-- start --

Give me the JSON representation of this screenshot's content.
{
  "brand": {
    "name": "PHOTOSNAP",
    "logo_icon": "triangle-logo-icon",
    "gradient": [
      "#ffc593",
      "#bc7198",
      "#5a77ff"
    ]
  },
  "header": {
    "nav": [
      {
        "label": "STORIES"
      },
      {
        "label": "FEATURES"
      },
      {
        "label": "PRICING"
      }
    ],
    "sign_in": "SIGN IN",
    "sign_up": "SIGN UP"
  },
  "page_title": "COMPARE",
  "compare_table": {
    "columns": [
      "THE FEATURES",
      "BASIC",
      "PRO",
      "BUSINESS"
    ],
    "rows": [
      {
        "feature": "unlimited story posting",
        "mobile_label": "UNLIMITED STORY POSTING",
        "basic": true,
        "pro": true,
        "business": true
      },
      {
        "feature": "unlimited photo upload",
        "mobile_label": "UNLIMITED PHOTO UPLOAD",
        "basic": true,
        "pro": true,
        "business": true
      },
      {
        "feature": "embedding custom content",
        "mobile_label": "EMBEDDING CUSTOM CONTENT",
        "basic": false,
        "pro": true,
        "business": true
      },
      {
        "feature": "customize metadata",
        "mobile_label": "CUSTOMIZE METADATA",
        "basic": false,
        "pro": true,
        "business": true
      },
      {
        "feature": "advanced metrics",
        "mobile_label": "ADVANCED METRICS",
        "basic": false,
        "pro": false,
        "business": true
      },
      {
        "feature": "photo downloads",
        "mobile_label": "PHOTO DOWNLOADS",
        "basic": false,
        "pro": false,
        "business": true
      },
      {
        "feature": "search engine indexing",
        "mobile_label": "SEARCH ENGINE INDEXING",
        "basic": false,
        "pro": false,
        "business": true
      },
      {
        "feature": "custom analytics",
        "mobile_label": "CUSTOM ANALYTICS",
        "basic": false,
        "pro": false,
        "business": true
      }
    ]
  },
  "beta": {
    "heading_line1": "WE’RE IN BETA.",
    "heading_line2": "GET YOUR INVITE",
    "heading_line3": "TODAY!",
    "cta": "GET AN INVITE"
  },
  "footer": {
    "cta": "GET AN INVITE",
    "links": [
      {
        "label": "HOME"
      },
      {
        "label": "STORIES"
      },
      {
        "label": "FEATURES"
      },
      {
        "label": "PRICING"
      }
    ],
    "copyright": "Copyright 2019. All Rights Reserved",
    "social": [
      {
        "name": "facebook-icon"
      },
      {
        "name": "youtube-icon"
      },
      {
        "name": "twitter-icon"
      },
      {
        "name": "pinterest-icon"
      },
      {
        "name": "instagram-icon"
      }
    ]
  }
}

-- end --

-- Stated task --
Among the lines of the data, identify those with the word "icon". Copy each of them.

-- Exercise response --
    "logo_icon": "triangle-logo-icon",
        "name": "facebook-icon"
        "name": "youtube-icon"
        "name": "twitter-icon"
        "name": "pinterest-icon"
        "name": "instagram-icon"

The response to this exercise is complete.